### WRITTEN PROBLEM:
Identify the lines that contain the string "this" and copy all of them.

-------- DATASET RECORDS

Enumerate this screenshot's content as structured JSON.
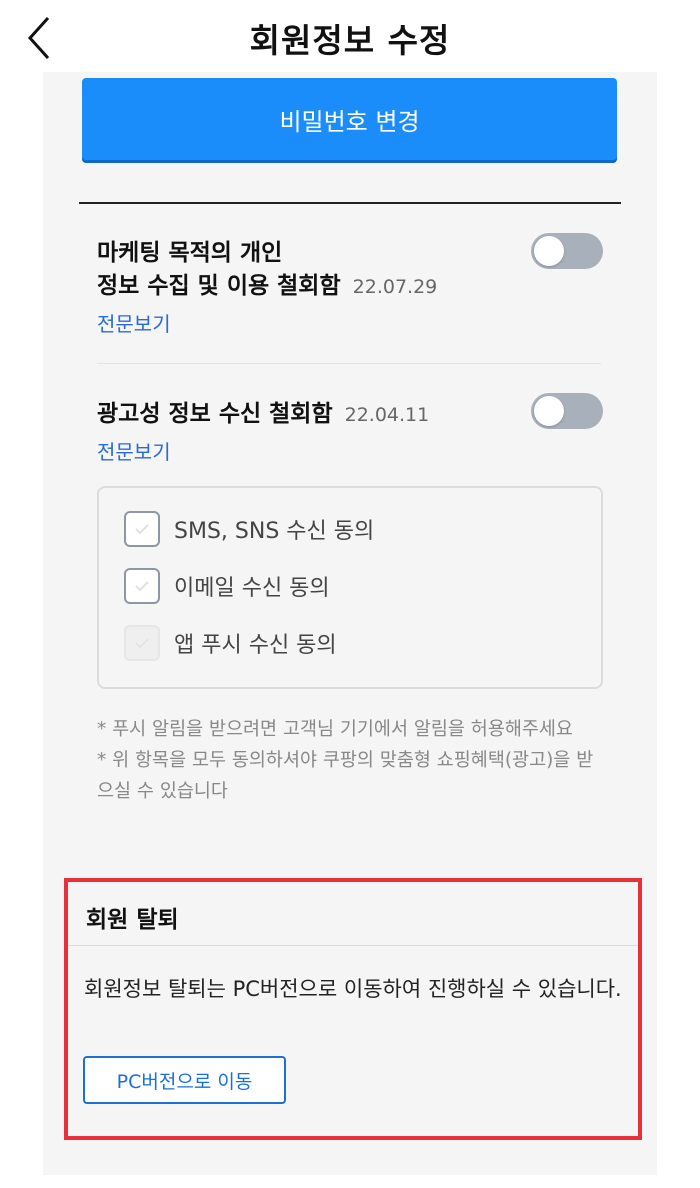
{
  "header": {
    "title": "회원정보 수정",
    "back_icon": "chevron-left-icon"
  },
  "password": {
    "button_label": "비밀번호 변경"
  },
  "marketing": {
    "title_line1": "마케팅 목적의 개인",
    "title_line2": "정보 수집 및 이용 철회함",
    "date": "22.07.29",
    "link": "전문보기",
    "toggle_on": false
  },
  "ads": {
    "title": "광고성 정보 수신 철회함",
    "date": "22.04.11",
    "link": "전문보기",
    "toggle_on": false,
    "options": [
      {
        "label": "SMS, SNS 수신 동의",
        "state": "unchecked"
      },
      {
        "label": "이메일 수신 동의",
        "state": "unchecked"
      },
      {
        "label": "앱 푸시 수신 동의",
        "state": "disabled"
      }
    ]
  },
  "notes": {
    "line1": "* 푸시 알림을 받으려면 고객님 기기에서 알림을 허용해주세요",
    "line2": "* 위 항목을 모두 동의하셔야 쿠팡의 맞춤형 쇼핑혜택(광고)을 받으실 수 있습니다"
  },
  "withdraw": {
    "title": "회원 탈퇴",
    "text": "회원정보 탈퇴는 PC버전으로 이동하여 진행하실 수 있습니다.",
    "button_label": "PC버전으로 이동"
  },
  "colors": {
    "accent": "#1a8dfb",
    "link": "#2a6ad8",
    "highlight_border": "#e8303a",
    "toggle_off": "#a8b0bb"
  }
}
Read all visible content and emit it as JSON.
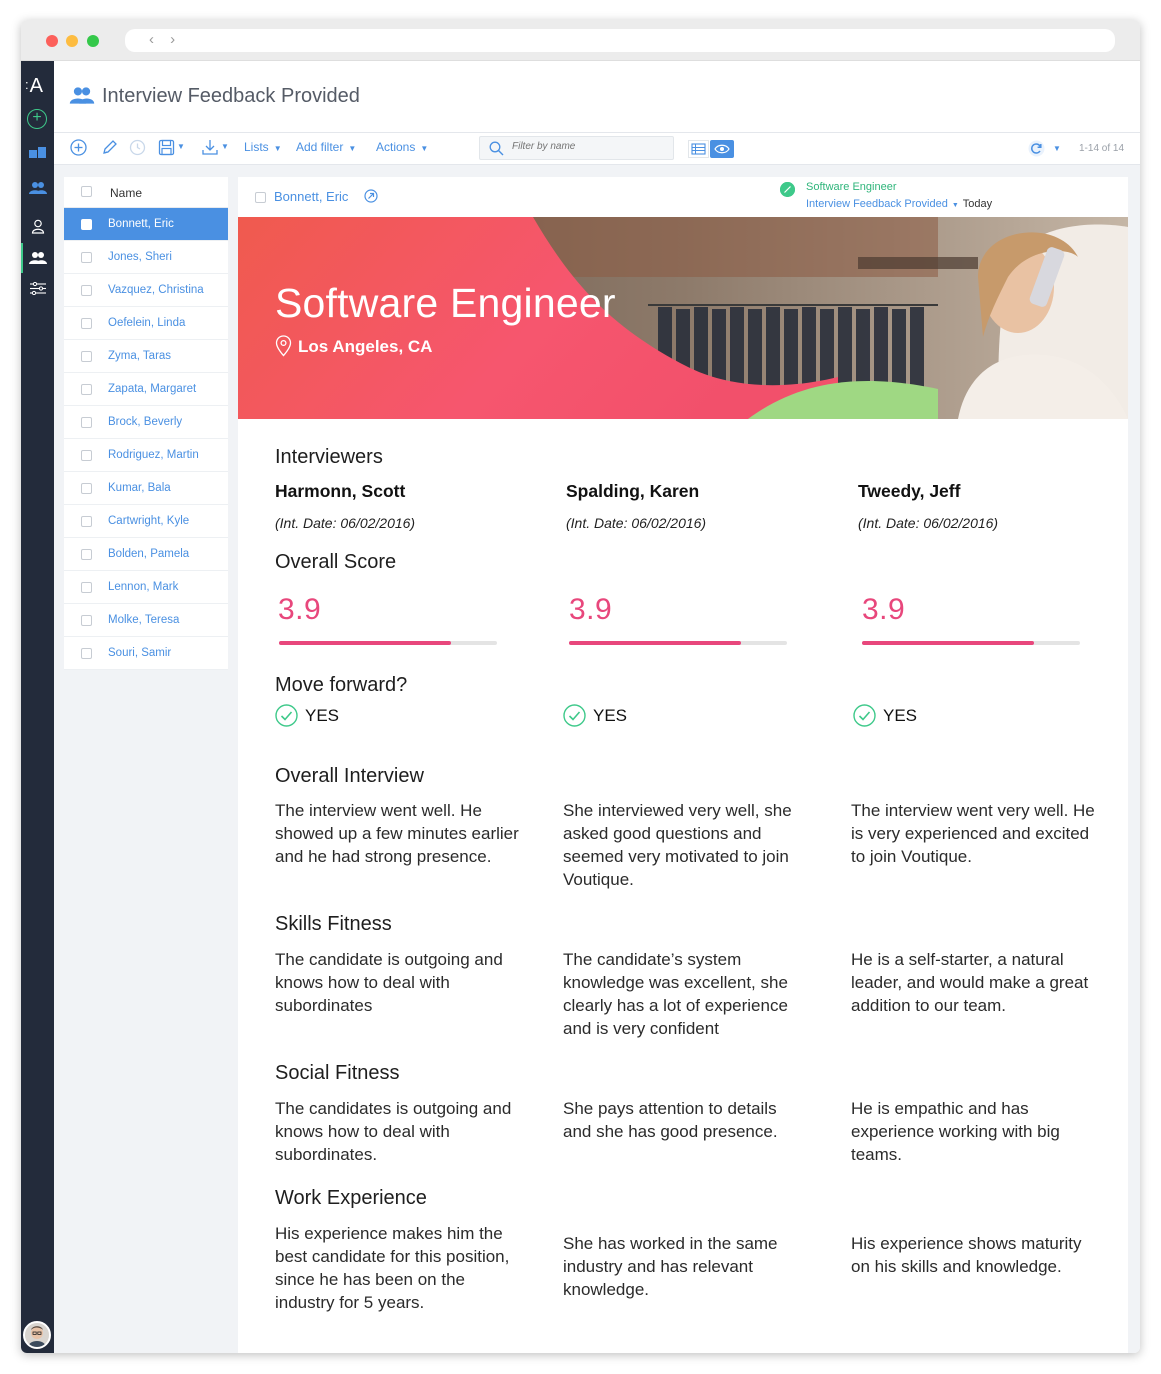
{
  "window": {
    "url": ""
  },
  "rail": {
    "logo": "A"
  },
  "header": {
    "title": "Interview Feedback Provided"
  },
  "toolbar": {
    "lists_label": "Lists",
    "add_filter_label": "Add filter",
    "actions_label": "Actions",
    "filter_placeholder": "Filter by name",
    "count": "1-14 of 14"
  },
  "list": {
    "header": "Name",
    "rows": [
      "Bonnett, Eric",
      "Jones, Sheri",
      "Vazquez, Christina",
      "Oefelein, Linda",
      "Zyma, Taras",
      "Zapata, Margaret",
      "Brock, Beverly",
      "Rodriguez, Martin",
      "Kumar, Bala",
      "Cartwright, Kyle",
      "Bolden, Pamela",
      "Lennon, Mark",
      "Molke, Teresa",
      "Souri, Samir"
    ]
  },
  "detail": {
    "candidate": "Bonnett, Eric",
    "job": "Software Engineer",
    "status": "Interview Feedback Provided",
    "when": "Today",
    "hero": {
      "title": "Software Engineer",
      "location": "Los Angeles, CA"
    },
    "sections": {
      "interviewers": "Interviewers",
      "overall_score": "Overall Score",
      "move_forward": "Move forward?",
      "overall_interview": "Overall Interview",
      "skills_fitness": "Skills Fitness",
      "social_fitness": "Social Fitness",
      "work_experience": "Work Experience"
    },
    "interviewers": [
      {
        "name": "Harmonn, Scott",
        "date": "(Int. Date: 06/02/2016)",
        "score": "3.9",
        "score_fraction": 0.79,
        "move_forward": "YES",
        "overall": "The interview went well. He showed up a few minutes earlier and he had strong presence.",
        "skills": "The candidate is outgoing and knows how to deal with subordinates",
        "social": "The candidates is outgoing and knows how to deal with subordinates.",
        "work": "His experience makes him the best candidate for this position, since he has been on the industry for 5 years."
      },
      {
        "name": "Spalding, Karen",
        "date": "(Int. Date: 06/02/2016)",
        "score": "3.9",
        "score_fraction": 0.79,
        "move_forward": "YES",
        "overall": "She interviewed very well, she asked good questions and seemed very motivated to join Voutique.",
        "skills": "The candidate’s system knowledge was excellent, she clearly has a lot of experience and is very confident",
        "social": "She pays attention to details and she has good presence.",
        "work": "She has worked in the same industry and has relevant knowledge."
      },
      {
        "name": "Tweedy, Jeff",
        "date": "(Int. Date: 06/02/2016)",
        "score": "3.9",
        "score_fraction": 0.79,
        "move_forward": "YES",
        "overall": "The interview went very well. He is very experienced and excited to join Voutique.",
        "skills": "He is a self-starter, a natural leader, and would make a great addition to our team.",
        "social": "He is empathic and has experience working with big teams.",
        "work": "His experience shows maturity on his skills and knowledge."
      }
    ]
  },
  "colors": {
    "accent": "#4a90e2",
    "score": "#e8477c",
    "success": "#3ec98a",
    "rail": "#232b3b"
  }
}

----------------

### FINISHED TASK:
Enumerate this screenshot's content as structured JSON.
        "work": "His experience makes him the best candidate for this position, since he has been on the industry for 5 years."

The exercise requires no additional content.